Exercise brief - Provide an exact transcription of all the records.

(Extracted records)

Start

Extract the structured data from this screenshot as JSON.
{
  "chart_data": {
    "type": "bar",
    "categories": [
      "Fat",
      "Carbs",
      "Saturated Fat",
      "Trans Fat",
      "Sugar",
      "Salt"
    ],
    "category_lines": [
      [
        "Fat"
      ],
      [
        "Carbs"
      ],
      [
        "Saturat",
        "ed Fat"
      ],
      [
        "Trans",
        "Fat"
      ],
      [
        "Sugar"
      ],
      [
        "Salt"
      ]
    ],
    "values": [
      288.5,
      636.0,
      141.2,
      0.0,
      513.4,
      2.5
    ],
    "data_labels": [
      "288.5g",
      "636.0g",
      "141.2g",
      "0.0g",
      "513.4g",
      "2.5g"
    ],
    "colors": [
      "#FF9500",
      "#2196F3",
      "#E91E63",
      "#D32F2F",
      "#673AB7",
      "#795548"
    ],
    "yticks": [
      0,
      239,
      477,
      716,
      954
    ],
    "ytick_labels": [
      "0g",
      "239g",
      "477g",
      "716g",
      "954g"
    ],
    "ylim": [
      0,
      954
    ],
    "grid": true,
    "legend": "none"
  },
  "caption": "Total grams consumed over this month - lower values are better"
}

End

Solution to the exercise -
Extract the structured data from this screenshot as JSON.
{
  "chart_data": {
    "type": "bar",
    "categories": [
      "Fat",
      "Carbs",
      "Saturated Fat",
      "Trans Fat",
      "Sugar",
      "Salt"
    ],
    "category_lines": [
      [
        "Fat"
      ],
      [
        "Carbs"
      ],
      [
        "Saturat",
        "ed Fat"
      ],
      [
        "Trans",
        "Fat"
      ],
      [
        "Sugar"
      ],
      [
        "Salt"
      ]
    ],
    "values": [
      288.5,
      636.0,
      141.2,
      0.0,
      513.4,
      2.5
    ],
    "data_labels": [
      "288.5g",
      "636.0g",
      "141.2g",
      "0.0g",
      "513.4g",
      "2.5g"
    ],
    "colors": [
      "#FF9500",
      "#2196F3",
      "#E91E63",
      "#D32F2F",
      "#673AB7",
      "#795548"
    ],
    "yticks": [
      0,
      239,
      477,
      716,
      954
    ],
    "ytick_labels": [
      "0g",
      "239g",
      "477g",
      "716g",
      "954g"
    ],
    "ylim": [
      0,
      954
    ],
    "grid": true,
    "legend": "none"
  },
  "caption": "Total grams consumed over this month - lower values are better"
}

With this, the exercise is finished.